▶ WHAT TO WORK ON: Wherever a line in the data below holds "fuse", copy that line.

▶ ENTRIES:

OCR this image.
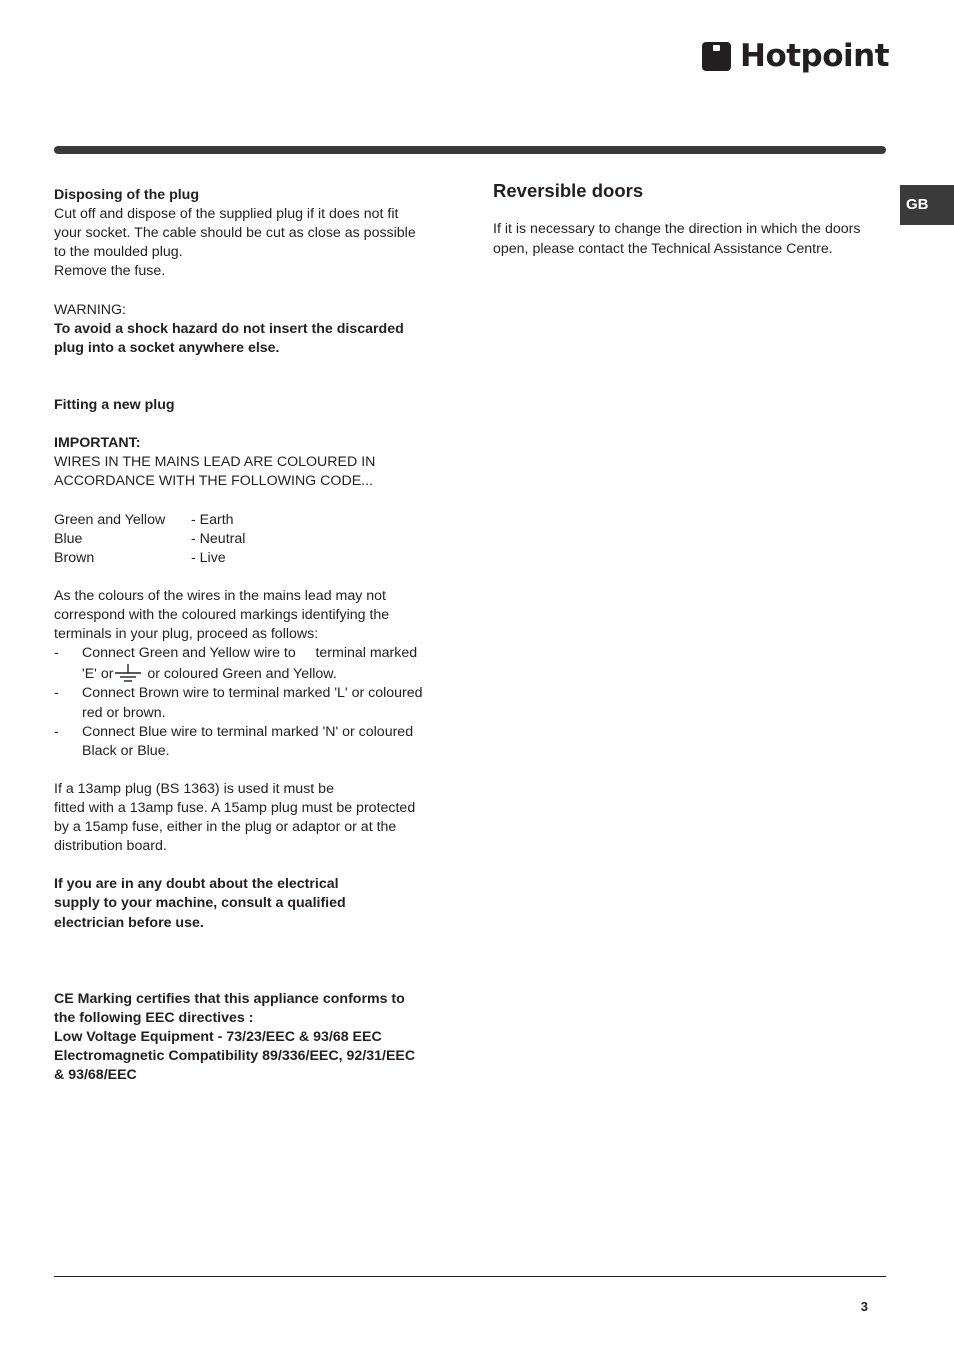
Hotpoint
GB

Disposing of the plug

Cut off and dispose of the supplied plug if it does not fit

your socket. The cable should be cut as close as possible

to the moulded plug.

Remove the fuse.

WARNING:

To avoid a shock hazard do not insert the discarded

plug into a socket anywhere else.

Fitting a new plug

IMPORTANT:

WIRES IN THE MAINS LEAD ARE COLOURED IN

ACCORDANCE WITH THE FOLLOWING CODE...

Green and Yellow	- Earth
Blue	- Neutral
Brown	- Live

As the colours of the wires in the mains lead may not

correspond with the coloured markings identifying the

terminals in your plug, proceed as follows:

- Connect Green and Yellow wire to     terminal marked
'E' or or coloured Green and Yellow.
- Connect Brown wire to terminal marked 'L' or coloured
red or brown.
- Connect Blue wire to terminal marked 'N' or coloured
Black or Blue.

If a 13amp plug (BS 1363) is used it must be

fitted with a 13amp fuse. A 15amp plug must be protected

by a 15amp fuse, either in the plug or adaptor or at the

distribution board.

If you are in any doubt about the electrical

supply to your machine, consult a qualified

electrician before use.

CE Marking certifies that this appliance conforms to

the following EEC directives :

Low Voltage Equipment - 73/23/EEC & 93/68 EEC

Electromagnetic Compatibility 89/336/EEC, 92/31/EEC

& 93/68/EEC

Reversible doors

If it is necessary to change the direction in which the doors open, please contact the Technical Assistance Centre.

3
* * *
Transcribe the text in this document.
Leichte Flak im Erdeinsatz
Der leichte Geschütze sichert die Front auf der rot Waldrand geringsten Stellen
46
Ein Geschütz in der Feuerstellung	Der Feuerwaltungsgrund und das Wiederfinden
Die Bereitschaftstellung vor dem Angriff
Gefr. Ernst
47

▶ EXERCISE OUTPUT:
Remove the fuse.
fitted with a 13amp fuse. A 15amp plug must be protected
by a 15amp fuse, either in the plug or adaptor or at the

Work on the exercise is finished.